EXERCISE AIM - Without altering anything, output the material below.

(Figure record extracts)

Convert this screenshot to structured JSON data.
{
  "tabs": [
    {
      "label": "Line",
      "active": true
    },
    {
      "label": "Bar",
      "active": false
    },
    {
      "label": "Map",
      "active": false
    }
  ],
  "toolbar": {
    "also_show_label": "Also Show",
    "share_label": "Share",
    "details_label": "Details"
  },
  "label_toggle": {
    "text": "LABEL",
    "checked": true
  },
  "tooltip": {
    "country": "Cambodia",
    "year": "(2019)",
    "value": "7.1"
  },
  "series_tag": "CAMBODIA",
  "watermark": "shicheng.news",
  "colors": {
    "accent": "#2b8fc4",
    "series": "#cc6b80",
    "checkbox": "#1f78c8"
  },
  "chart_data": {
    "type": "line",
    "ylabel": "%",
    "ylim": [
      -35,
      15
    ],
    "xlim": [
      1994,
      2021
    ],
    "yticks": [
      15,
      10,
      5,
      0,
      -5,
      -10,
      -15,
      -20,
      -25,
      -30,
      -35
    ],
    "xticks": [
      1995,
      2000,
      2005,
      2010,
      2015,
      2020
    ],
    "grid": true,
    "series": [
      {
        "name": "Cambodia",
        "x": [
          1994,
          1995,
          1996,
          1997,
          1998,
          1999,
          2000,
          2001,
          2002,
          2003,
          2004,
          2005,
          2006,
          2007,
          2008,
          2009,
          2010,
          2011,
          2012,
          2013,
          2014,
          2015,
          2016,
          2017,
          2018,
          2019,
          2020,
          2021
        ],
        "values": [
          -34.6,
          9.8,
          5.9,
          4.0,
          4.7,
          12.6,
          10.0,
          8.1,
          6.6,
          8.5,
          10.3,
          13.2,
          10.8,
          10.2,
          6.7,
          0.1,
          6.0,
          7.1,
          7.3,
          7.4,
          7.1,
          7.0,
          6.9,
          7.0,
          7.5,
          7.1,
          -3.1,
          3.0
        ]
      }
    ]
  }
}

EXERCISE RESPONSE -
Convert this screenshot to structured JSON data.
{
  "tabs": [
    {
      "label": "Line",
      "active": true
    },
    {
      "label": "Bar",
      "active": false
    },
    {
      "label": "Map",
      "active": false
    }
  ],
  "toolbar": {
    "also_show_label": "Also Show",
    "share_label": "Share",
    "details_label": "Details"
  },
  "label_toggle": {
    "text": "LABEL",
    "checked": true
  },
  "tooltip": {
    "country": "Cambodia",
    "year": "(2019)",
    "value": "7.1"
  },
  "series_tag": "CAMBODIA",
  "watermark": "shicheng.news",
  "colors": {
    "accent": "#2b8fc4",
    "series": "#cc6b80",
    "checkbox": "#1f78c8"
  },
  "chart_data": {
    "type": "line",
    "ylabel": "%",
    "ylim": [
      -35,
      15
    ],
    "xlim": [
      1994,
      2021
    ],
    "yticks": [
      15,
      10,
      5,
      0,
      -5,
      -10,
      -15,
      -20,
      -25,
      -30,
      -35
    ],
    "xticks": [
      1995,
      2000,
      2005,
      2010,
      2015,
      2020
    ],
    "grid": true,
    "series": [
      {
        "name": "Cambodia",
        "x": [
          1994,
          1995,
          1996,
          1997,
          1998,
          1999,
          2000,
          2001,
          2002,
          2003,
          2004,
          2005,
          2006,
          2007,
          2008,
          2009,
          2010,
          2011,
          2012,
          2013,
          2014,
          2015,
          2016,
          2017,
          2018,
          2019,
          2020,
          2021
        ],
        "values": [
          -34.6,
          9.8,
          5.9,
          4.0,
          4.7,
          12.6,
          10.0,
          8.1,
          6.6,
          8.5,
          10.3,
          13.2,
          10.8,
          10.2,
          6.7,
          0.1,
          6.0,
          7.1,
          7.3,
          7.4,
          7.1,
          7.0,
          6.9,
          7.0,
          7.5,
          7.1,
          -3.1,
          3.0
        ]
      }
    ]
  }
}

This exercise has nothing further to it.